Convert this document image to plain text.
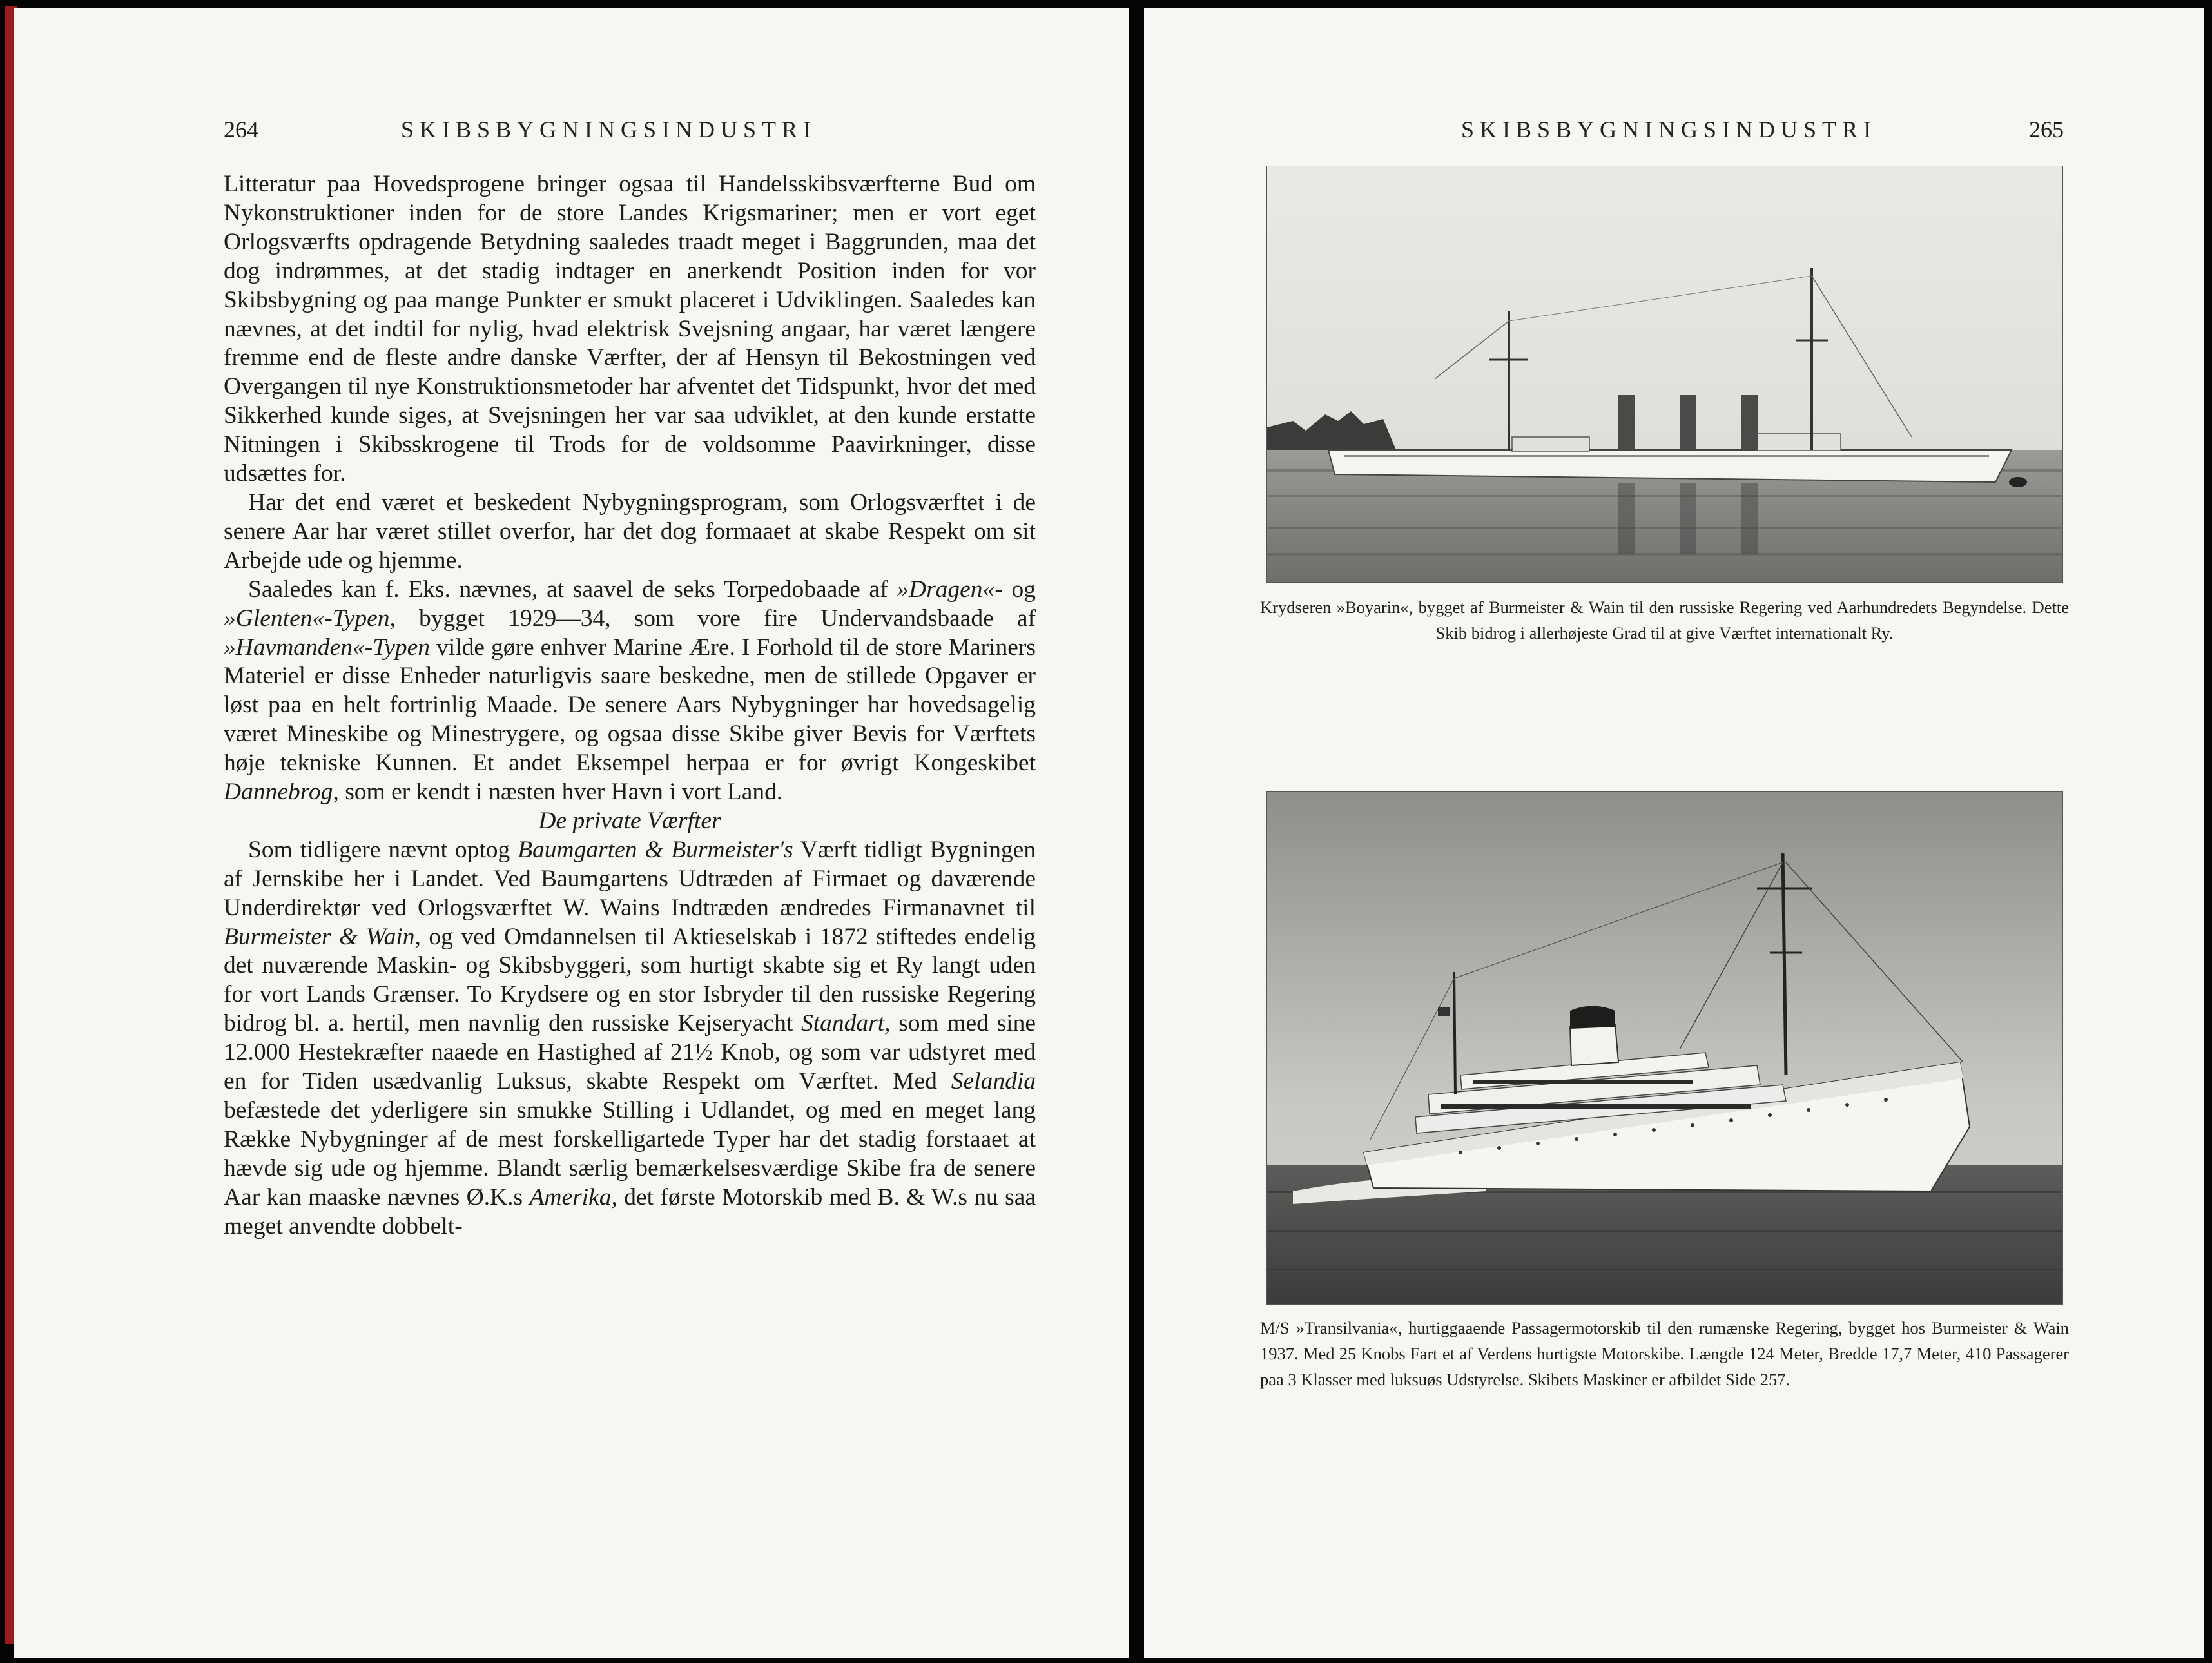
264	SKIBSBYGNINGSINDUSTRI

Litteratur paa Hovedsprogene bringer ogsaa til Handelsskibsværfterne Bud om Nykonstruktioner inden for de store Landes Krigsmariner; men er vort eget Orlogsværfts opdragende Betydning saaledes traadt meget i Baggrunden, maa det dog indrømmes, at det stadig indtager en anerkendt Position inden for vor Skibsbygning og paa mange Punkter er smukt placeret i Udviklingen. Saaledes kan nævnes, at det indtil for nylig, hvad elektrisk Svejsning angaar, har været længere fremme end de fleste andre danske Værfter, der af Hensyn til Bekostningen ved Overgangen til nye Konstruktionsmetoder har afventet det Tidspunkt, hvor det med Sikkerhed kunde siges, at Svejsningen her var saa udviklet, at den kunde erstatte Nitningen i Skibsskrogene til Trods for de voldsomme Paavirkninger, disse udsættes for.

Har det end været et beskedent Nybygningsprogram, som Orlogsværftet i de senere Aar har været stillet overfor, har det dog formaaet at skabe Respekt om sit Arbejde ude og hjemme.

Saaledes kan f. Eks. nævnes, at saavel de seks Torpedobaade af »Dragen«- og »Glenten«-Typen, bygget 1929—34, som vore fire Undervandsbaade af »Havmanden«-Typen vilde gøre enhver Marine Ære. I Forhold til de store Mariners Materiel er disse Enheder naturligvis saare beskedne, men de stillede Opgaver er løst paa en helt fortrinlig Maade. De senere Aars Nybygninger har hovedsagelig været Mineskibe og Minestrygere, og ogsaa disse Skibe giver Bevis for Værftets høje tekniske Kunnen. Et andet Eksempel herpaa er for øvrigt Kongeskibet Dannebrog, som er kendt i næsten hver Havn i vort Land.

De private Værfter

Som tidligere nævnt optog Baumgarten & Burmeister's Værft tidligt Bygningen af Jernskibe her i Landet. Ved Baumgartens Udtræden af Firmaet og daværende Underdirektør ved Orlogsværftet W. Wains Indtræden ændredes Firmanavnet til Burmeister & Wain, og ved Omdannelsen til Aktieselskab i 1872 stiftedes endelig det nuværende Maskin- og Skibsbyggeri, som hurtigt skabte sig et Ry langt uden for vort Lands Grænser. To Krydsere og en stor Isbryder til den russiske Regering bidrog bl. a. hertil, men navnlig den russiske Kejseryacht Standart, som med sine 12.000 Hestekræfter naaede en Hastighed af 21½ Knob, og som var udstyret med en for Tiden usædvanlig Luksus, skabte Respekt om Værftet. Med Selandia befæstede det yderligere sin smukke Stilling i Udlandet, og med en meget lang Række Nybygninger af de mest forskelligartede Typer har det stadig forstaaet at hævde sig ude og hjemme. Blandt særlig bemærkelsesværdige Skibe fra de senere Aar kan maaske nævnes Ø.K.s Amerika, det første Motorskib med B. & W.s nu saa meget anvendte dobbelt-

SKIBSBYGNINGSINDUSTRI	265
Krydseren »Boyarin«, bygget af Burmeister & Wain til den russiske Regering ved Aarhundredets Begyndelse. Dette Skib bidrog i allerhøjeste Grad til at give Værftet internationalt Ry.
M/S »Transilvania«, hurtiggaaende Passagermotorskib til den rumænske Regering, bygget hos Burmeister & Wain 1937. Med 25 Knobs Fart et af Verdens hurtigste Motorskibe. Længde 124 Meter, Bredde 17,7 Meter, 410 Passagerer paa 3 Klasser med luksuøs Udstyrelse. Skibets Maskiner er afbildet Side 257.
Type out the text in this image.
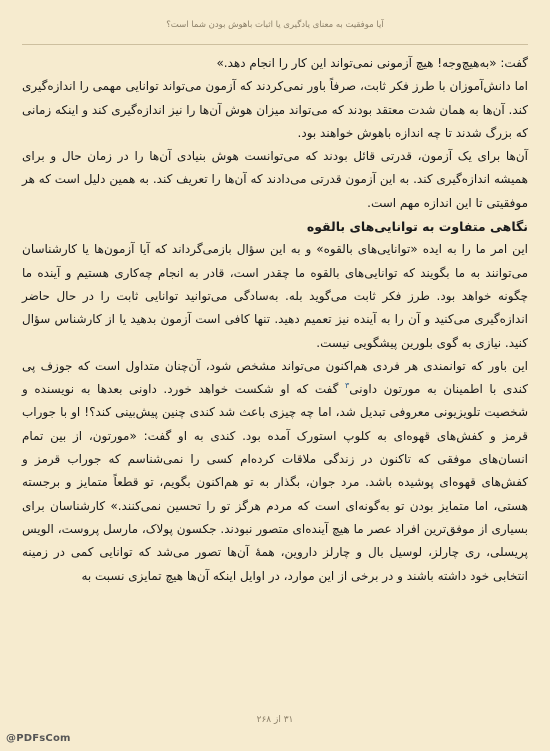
آیا موفقیت به معنای یادگیری یا اثبات باهوش بودن شما است؟

گفت: «به‌هیچ‌وجه! هیچ آزمونی نمی‌تواند این کار را انجام دهد.»

اما دانش‌آموزان با طرز فکر ثابت، صرفاً باور نمی‌کردند که آزمون می‌تواند توانایی مهمی را اندازه‌گیری کند. آن‌ها به همان شدت معتقد بودند که می‌تواند میزان هوش آن‌ها را نیز اندازه‌گیری کند و اینکه زمانی که بزرگ شدند تا چه اندازه باهوش خواهند بود.

آن‌ها برای یک آزمون، قدرتی قائل بودند که می‌توانست هوش بنیادی آن‌ها را در زمان حال و برای همیشه اندازه‌گیری کند. به این آزمون قدرتی می‌دادند که آن‌ها را تعریف کند. به همین دلیل است که هر موفقیتی تا این اندازه مهم است.

نگاهی متفاوت به توانایی‌های بالقوه

این امر ما را به ایده «توانایی‌های بالقوه» و به این سؤال بازمی‌گرداند که آیا آزمون‌ها یا کارشناسان می‌توانند به ما بگویند که توانایی‌های بالقوه ما چقدر است، قادر به انجام چه‌کاری هستیم و آینده ما چگونه خواهد بود. طرز فکر ثابت می‌گوید بله. به‌سادگی می‌توانید توانایی ثابت را در حال حاضر اندازه‌گیری می‌کنید و آن را به آینده نیز تعمیم دهید. تنها کافی است آزمون بدهید یا از کارشناس سؤال کنید. نیازی به گوی بلورین پیشگویی نیست.

این باور که توانمندی هر فردی هم‌اکنون می‌تواند مشخص شود، آن‌چنان متداول است که جوزف پی کندی با اطمینان به مورتون داونی$^۳$ گفت که او شکست خواهد خورد. داونی بعدها به نویسنده و شخصیت تلویزیونی معروفی تبدیل شد، اما چه چیزی باعث شد کندی چنین پیش‌بینی کند؟! او با جوراب قرمز و کفش‌های قهوه‌ای به کلوپ استورک آمده بود. کندی به او گفت: «مورتون، از بین تمام انسان‌های موفقی که تاکنون در زندگی ملاقات کرده‌ام کسی را نمی‌شناسم که جوراب قرمز و کفش‌های قهوه‌ای پوشیده باشد. مرد جوان، بگذار به تو هم‌اکنون بگویم، تو قطعاً متمایز و برجسته هستی، اما متمایز بودن تو به‌گونه‌ای است که مردم هرگز تو را تحسین نمی‌کنند.» کارشناسان برای بسیاری از موفق‌ترین افراد عصر ما هیچ آینده‌ای متصور نبودند. جکسون پولاک، مارسل پروست، الویس پریسلی، ری چارلز، لوسیل بال و چارلز داروین، همهٔ آن‌ها تصور می‌شد که توانایی کمی در زمینه انتخابی خود داشته باشند و در برخی از این موارد، در اوایل اینکه آن‌ها هیچ تمایزی نسبت به

۳۱ از ۲۶۸
@PDFsCom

=-=-=

Say how many lines in the records hold the string "text", and say nothing else.

* Correct answer:
2